(Data items)
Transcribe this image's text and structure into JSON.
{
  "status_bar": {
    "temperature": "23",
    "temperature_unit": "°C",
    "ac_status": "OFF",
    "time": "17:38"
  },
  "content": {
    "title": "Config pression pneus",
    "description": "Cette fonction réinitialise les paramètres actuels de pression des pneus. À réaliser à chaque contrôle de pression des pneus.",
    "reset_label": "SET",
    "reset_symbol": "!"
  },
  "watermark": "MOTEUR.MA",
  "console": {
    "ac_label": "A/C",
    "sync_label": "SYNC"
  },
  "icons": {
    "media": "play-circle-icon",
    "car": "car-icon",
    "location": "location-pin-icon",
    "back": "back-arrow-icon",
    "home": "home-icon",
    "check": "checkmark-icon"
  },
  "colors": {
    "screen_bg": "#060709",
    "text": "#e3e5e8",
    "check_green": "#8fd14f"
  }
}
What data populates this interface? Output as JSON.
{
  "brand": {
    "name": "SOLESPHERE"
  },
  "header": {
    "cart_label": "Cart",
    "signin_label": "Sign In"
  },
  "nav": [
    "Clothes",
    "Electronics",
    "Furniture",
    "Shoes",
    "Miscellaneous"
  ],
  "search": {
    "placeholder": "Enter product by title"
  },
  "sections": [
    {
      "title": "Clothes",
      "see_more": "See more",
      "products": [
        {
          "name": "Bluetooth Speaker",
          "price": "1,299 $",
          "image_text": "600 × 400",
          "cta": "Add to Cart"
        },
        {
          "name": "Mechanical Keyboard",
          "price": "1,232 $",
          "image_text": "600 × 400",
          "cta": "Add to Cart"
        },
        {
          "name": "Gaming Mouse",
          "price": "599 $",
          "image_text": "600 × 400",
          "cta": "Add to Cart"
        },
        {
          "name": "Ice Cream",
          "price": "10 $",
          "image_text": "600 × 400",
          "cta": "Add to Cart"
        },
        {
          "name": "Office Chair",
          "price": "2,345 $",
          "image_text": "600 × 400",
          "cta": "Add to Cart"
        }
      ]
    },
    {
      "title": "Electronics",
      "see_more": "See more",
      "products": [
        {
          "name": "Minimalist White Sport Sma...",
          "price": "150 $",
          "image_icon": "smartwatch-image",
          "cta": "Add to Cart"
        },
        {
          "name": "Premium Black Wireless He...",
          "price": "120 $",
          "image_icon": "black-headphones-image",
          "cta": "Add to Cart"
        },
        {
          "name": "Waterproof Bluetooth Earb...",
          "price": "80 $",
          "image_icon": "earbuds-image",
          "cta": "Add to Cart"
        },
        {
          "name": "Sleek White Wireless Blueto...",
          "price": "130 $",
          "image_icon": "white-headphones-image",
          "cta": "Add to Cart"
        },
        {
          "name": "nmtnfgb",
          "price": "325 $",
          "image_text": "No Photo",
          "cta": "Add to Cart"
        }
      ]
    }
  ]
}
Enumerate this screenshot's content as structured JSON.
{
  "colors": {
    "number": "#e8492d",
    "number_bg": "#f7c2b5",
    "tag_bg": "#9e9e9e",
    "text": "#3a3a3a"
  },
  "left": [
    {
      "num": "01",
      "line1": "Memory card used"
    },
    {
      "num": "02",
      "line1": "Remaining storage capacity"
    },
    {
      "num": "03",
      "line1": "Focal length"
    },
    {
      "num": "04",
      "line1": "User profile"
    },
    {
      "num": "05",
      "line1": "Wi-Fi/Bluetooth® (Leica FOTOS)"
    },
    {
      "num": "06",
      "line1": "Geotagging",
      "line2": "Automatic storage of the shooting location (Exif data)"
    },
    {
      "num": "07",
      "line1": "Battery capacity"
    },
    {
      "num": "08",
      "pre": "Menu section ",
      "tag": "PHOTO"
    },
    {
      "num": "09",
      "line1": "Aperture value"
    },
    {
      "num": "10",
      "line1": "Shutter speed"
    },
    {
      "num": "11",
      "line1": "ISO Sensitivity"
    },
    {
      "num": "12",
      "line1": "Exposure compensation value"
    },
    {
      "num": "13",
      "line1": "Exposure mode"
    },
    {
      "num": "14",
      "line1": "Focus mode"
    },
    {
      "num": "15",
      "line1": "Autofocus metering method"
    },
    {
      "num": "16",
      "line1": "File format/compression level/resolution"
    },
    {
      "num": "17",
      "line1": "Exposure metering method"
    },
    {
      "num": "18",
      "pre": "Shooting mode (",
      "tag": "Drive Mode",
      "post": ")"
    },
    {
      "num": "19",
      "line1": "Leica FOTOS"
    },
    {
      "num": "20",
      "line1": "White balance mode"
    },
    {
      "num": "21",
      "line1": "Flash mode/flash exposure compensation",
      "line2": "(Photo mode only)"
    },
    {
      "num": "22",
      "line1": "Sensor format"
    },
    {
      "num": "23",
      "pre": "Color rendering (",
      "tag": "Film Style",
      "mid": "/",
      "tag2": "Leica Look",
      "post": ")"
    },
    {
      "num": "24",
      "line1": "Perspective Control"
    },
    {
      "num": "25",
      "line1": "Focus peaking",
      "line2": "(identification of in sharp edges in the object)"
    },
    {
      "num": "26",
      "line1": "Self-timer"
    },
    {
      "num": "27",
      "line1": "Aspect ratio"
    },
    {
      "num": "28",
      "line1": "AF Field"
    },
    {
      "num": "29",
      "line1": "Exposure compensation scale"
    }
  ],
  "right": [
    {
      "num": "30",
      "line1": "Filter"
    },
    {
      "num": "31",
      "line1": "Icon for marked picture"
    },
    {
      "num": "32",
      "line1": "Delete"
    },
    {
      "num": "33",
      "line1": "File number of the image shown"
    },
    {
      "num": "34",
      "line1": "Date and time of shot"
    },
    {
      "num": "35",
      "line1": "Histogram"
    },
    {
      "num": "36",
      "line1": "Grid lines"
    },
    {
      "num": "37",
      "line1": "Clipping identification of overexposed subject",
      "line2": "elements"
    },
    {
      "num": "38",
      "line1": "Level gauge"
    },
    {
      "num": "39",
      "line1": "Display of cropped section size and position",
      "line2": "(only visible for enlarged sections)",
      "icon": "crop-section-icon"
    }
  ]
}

(Your task)
Check each line of the records above for "sections", and copy those that have it.

(Response for this exercise)
  "sections": [
      "line2": "(only visible for enlarged sections)",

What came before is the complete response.